_What is asked_: Write only the number of lines holding the string "上任意两点间保持通信".
==========
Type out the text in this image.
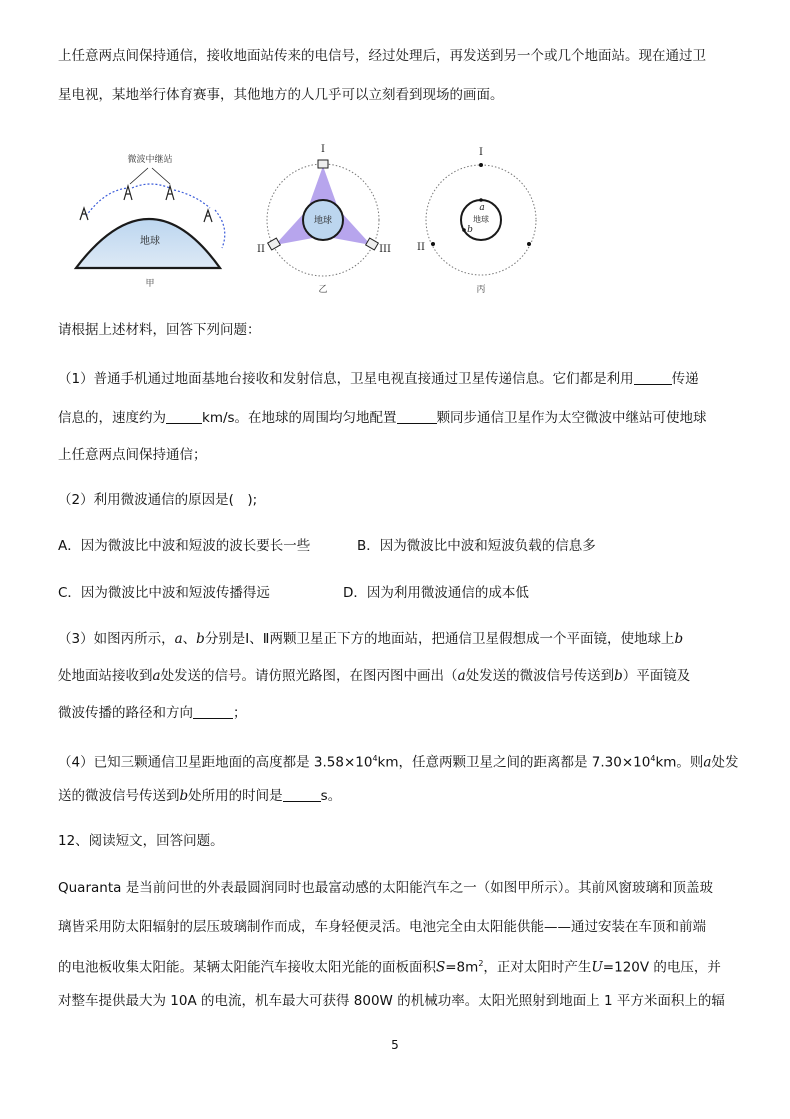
上任意两点间保持通信，接收地面站传来的电信号，经过处理后，再发送到另一个或几个地面站。现在通过卫
星电视，某地举行体育赛事，其他地方的人几乎可以立刻看到现场的画面。
微波中继站
地球
甲
I
II	III
地球
乙
I
II
a
b
地球
丙
请根据上述材料，回答下列问题：
（1）普通手机通过地面基地台接收和发射信息，卫星电视直接通过卫星传递信息。它们都是利用	传递
信息的，速度约为	km/s。在地球的周围均匀地配置	颗同步通信卫星作为太空微波中继站可使地球
上任意两点间保持通信；
（2）利用微波通信的原因是(　);
A．因为微波比中波和短波的波长要长一些	B．因为微波比中波和短波负载的信息多
C．因为微波比中波和短波传播得远	D．因为利用微波通信的成本低
（3）如图丙所示，a、b分别是Ⅰ、Ⅱ两颗卫星正下方的地面站，把通信卫星假想成一个平面镜，使地球上b
处地面站接收到a处发送的信号。请仿照光路图，在图丙图中画出（a处发送的微波信号传送到b）平面镜及
微波传播的路径和方向	；
（4）已知三颗通信卫星距地面的高度都是 $3.58\times 10^4km$，任意两颗卫星之间的距离都是 $7.30\times 10^4km$。则a处发
送的微波信号传送到b处所用的时间是	s。
12、阅读短文，回答问题。
Quaranta 是当前问世的外表最圆润同时也最富动感的太阳能汽车之一（如图甲所示）。其前风窗玻璃和顶盖玻
璃皆采用防太阳辐射的层压玻璃制作而成，车身轻便灵活。电池完全由太阳能供能——通过安装在车顶和前端
的电池板收集太阳能。某辆太阳能汽车接收太阳光能的面板面积$S=8m^2$，正对太阳时产生U=120V 的电压，并
对整车提供最大为 10A 的电流，机车最大可获得 800W 的机械功率。太阳光照射到地面上 1 平方米面积上的辐
5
==========
_Task result_: 2